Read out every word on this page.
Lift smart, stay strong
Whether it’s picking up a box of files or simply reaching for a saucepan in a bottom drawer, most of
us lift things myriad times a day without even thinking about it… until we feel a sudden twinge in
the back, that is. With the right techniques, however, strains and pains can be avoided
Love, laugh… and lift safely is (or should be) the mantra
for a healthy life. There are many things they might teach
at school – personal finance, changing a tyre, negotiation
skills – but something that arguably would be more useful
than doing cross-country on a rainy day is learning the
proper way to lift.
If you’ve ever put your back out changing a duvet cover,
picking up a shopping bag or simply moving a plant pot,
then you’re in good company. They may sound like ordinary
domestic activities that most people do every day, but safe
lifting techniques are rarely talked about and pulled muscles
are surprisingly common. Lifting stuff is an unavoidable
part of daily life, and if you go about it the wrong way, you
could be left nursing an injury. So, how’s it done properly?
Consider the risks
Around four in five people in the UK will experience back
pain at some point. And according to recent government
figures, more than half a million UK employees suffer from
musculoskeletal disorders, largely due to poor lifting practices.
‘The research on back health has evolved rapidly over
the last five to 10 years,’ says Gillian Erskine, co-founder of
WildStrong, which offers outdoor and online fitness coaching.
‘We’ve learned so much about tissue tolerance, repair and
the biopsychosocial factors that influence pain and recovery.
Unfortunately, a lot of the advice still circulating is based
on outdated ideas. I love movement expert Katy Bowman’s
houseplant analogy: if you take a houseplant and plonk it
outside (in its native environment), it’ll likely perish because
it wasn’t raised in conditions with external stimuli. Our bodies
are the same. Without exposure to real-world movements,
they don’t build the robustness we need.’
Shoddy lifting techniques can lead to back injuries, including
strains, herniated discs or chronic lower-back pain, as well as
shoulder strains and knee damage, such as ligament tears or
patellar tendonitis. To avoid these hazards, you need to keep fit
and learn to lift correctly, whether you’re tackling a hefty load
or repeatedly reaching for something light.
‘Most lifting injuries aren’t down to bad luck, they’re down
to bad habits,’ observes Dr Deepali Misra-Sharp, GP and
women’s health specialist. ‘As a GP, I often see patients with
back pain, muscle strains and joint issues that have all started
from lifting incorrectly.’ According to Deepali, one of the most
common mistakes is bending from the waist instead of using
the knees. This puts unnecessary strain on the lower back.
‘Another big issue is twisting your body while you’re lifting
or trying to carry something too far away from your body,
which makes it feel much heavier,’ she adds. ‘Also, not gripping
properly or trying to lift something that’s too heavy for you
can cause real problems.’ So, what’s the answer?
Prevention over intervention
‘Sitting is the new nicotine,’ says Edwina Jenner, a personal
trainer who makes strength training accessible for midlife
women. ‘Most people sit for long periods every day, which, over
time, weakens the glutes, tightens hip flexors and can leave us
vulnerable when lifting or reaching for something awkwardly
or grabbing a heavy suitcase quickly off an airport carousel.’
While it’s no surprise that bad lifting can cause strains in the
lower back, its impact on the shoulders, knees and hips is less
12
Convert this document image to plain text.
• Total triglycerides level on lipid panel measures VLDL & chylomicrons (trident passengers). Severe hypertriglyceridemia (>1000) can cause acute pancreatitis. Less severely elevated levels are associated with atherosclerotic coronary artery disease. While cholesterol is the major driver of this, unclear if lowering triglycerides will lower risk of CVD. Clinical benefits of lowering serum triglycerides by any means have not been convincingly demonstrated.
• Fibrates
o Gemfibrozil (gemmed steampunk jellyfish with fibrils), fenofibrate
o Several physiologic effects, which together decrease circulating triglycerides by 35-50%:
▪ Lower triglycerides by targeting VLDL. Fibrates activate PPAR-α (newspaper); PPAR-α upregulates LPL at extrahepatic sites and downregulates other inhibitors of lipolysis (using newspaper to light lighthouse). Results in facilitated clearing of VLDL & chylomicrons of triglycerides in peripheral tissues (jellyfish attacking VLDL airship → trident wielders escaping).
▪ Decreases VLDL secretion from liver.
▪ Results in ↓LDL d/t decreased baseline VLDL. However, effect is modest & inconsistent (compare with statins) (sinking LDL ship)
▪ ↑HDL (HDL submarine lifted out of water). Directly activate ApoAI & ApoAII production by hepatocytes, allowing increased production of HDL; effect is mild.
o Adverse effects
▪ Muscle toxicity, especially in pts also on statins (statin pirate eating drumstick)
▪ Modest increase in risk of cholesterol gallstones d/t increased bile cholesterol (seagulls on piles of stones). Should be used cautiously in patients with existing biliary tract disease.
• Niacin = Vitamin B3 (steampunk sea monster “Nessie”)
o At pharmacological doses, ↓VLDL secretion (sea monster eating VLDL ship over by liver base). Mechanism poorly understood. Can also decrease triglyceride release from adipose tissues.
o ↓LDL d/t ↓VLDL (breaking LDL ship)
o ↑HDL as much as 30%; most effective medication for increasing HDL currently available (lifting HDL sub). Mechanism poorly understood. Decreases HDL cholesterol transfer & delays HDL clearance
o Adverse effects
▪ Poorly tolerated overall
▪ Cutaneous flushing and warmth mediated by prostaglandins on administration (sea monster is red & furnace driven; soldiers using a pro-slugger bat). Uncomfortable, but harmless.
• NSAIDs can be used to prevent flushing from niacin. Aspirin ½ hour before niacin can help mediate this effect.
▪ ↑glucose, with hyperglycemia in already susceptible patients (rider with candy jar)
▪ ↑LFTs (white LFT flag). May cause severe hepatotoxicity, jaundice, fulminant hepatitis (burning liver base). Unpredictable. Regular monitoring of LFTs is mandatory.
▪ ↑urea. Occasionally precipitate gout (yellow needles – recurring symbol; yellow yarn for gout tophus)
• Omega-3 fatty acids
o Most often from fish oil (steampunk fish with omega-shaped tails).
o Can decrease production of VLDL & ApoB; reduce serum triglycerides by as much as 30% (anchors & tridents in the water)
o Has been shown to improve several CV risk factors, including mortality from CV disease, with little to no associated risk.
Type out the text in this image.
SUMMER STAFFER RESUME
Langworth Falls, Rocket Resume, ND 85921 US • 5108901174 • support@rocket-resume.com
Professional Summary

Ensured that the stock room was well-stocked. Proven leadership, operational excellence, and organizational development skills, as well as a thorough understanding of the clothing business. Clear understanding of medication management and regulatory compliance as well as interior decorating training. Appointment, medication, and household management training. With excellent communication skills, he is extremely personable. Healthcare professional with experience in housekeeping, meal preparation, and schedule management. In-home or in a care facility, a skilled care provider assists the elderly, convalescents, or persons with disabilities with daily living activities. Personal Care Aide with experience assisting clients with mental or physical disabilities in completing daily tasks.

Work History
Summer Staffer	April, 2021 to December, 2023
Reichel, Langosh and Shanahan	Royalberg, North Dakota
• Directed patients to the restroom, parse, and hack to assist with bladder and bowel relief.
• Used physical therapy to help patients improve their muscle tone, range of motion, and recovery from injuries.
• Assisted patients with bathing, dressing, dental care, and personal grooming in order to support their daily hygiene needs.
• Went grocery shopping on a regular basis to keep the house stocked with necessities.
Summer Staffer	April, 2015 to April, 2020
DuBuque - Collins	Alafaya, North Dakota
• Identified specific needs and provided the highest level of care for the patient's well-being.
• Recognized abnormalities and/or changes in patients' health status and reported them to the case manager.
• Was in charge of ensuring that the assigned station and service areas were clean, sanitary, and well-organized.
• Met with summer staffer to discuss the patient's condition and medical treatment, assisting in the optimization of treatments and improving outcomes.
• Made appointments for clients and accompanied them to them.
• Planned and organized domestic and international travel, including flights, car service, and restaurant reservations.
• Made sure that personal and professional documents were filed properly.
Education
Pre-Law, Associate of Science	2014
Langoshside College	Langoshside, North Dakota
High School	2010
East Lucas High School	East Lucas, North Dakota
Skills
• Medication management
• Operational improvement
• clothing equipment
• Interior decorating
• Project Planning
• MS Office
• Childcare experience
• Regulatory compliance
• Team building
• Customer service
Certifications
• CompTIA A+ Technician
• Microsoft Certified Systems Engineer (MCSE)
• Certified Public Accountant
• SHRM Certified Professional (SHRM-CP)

To do:
Check every line above for the string "women" and state how many have it, with no other words.

Output for this exercise:
2